-- Written instruction --
Write out the material exactly, with the pictures left out.

-- Input --

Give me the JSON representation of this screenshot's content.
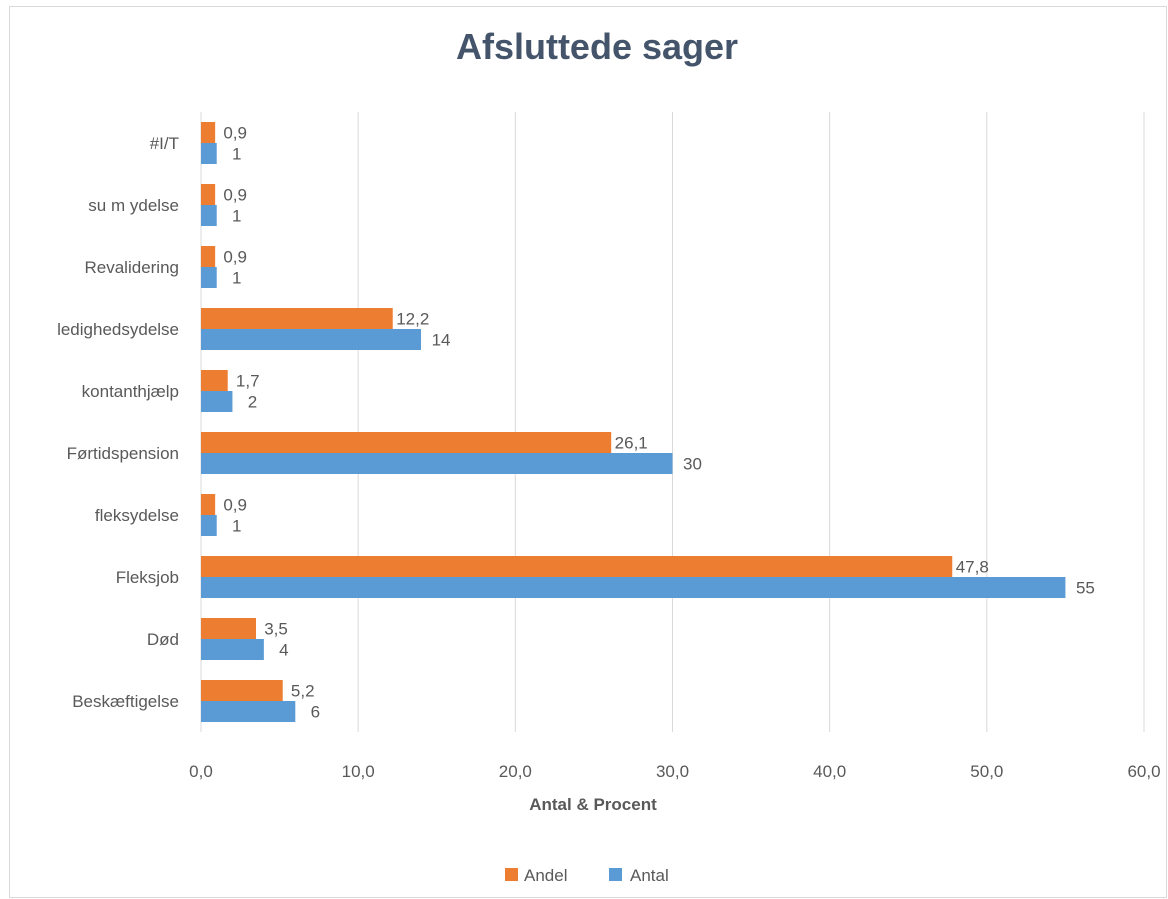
{
  "chart_data": {
    "type": "bar",
    "orientation": "horizontal",
    "title": "Afsluttede sager",
    "xlabel": "Antal & Procent",
    "ylabel": "",
    "xlim": [
      0,
      60
    ],
    "x_ticks": [
      "0,0",
      "10,0",
      "20,0",
      "30,0",
      "40,0",
      "50,0",
      "60,0"
    ],
    "x_tick_values": [
      0,
      10,
      20,
      30,
      40,
      50,
      60
    ],
    "grid": true,
    "legend_position": "bottom",
    "categories": [
      "#I/T",
      "su m ydelse",
      "Revalidering",
      "ledighedsydelse",
      "kontanthjælp",
      "Førtidspension",
      "fleksydelse",
      "Fleksjob",
      "Død",
      "Beskæftigelse"
    ],
    "series": [
      {
        "name": "Andel",
        "color": "#ed7d31",
        "values": [
          0.9,
          0.9,
          0.9,
          12.2,
          1.7,
          26.1,
          0.9,
          47.8,
          3.5,
          5.2
        ],
        "labels": [
          "0,9",
          "0,9",
          "0,9",
          "12,2",
          "1,7",
          "26,1",
          "0,9",
          "47,8",
          "3,5",
          "5,2"
        ]
      },
      {
        "name": "Antal",
        "color": "#5b9bd5",
        "values": [
          1,
          1,
          1,
          14,
          2,
          30,
          1,
          55,
          4,
          6
        ],
        "labels": [
          "1",
          "1",
          "1",
          "14",
          "2",
          "30",
          "1",
          "55",
          "4",
          "6"
        ]
      }
    ]
  }
}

-- Task output --
Give me the JSON representation of this screenshot's content.
{
  "chart_data": {
    "type": "bar",
    "orientation": "horizontal",
    "title": "Afsluttede sager",
    "xlabel": "Antal & Procent",
    "ylabel": "",
    "xlim": [
      0,
      60
    ],
    "x_ticks": [
      "0,0",
      "10,0",
      "20,0",
      "30,0",
      "40,0",
      "50,0",
      "60,0"
    ],
    "x_tick_values": [
      0,
      10,
      20,
      30,
      40,
      50,
      60
    ],
    "grid": true,
    "legend_position": "bottom",
    "categories": [
      "#I/T",
      "su m ydelse",
      "Revalidering",
      "ledighedsydelse",
      "kontanthjælp",
      "Førtidspension",
      "fleksydelse",
      "Fleksjob",
      "Død",
      "Beskæftigelse"
    ],
    "series": [
      {
        "name": "Andel",
        "color": "#ed7d31",
        "values": [
          0.9,
          0.9,
          0.9,
          12.2,
          1.7,
          26.1,
          0.9,
          47.8,
          3.5,
          5.2
        ],
        "labels": [
          "0,9",
          "0,9",
          "0,9",
          "12,2",
          "1,7",
          "26,1",
          "0,9",
          "47,8",
          "3,5",
          "5,2"
        ]
      },
      {
        "name": "Antal",
        "color": "#5b9bd5",
        "values": [
          1,
          1,
          1,
          14,
          2,
          30,
          1,
          55,
          4,
          6
        ],
        "labels": [
          "1",
          "1",
          "1",
          "14",
          "2",
          "30",
          "1",
          "55",
          "4",
          "6"
        ]
      }
    ]
  }
}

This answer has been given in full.